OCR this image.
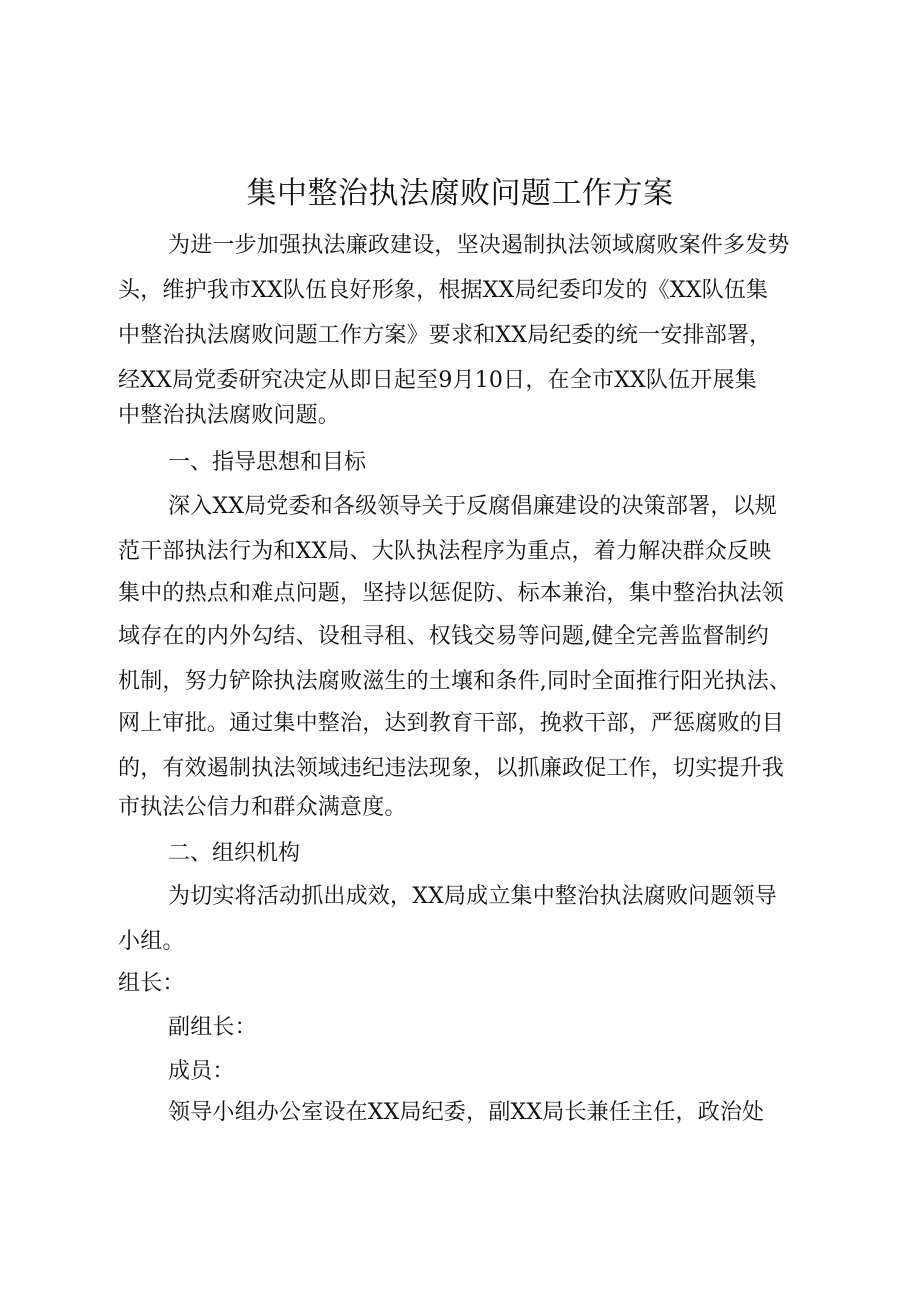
集中整治执法腐败问题工作方案
为进一步加强执法廉政建设，坚决遏制执法领域腐败案件多发势
头，维护我市XX队伍良好形象，根据XX局纪委印发的《XX队伍集
中整治执法腐败问题工作方案》要求和XX局纪委的统一安排部署，
经XX局党委研究决定从即日起至9月10日，在全市XX队伍开展集
中整治执法腐败问题。
一、指导思想和目标
深入XX局党委和各级领导关于反腐倡廉建设的决策部署，以规
范干部执法行为和XX局、大队执法程序为重点，着力解决群众反映
集中的热点和难点问题，坚持以惩促防、标本兼治，集中整治执法领
域存在的内外勾结、设租寻租、权钱交易等问题,健全完善监督制约
机制，努力铲除执法腐败滋生的土壤和条件,同时全面推行阳光执法、
网上审批。通过集中整治，达到教育干部，挽救干部，严惩腐败的目
的，有效遏制执法领域违纪违法现象，以抓廉政促工作，切实提升我
市执法公信力和群众满意度。
二、组织机构
为切实将活动抓出成效，XX局成立集中整治执法腐败问题领导
小组。
组长：
副组长：
成员：
领导小组办公室设在XX局纪委，副XX局长兼任主任，政治处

Exercise prompt:
Return all the entries word for word, but omit any pictures they contain.

Completed task:
OCR this image.
集中整治执法腐败问题工作方案
为进一步加强执法廉政建设，坚决遏制执法领域腐败案件多发势
头，维护我市XX队伍良好形象，根据XX局纪委印发的《XX队伍集
中整治执法腐败问题工作方案》要求和XX局纪委的统一安排部署，
经XX局党委研究决定从即日起至9月10日，在全市XX队伍开展集
中整治执法腐败问题。
一、指导思想和目标
深入XX局党委和各级领导关于反腐倡廉建设的决策部署，以规
范干部执法行为和XX局、大队执法程序为重点，着力解决群众反映
集中的热点和难点问题，坚持以惩促防、标本兼治，集中整治执法领
域存在的内外勾结、设租寻租、权钱交易等问题,健全完善监督制约
机制，努力铲除执法腐败滋生的土壤和条件,同时全面推行阳光执法、
网上审批。通过集中整治，达到教育干部，挽救干部，严惩腐败的目
的，有效遏制执法领域违纪违法现象，以抓廉政促工作，切实提升我
市执法公信力和群众满意度。
二、组织机构
为切实将活动抓出成效，XX局成立集中整治执法腐败问题领导
小组。
组长：
副组长：
成员：
领导小组办公室设在XX局纪委，副XX局长兼任主任，政治处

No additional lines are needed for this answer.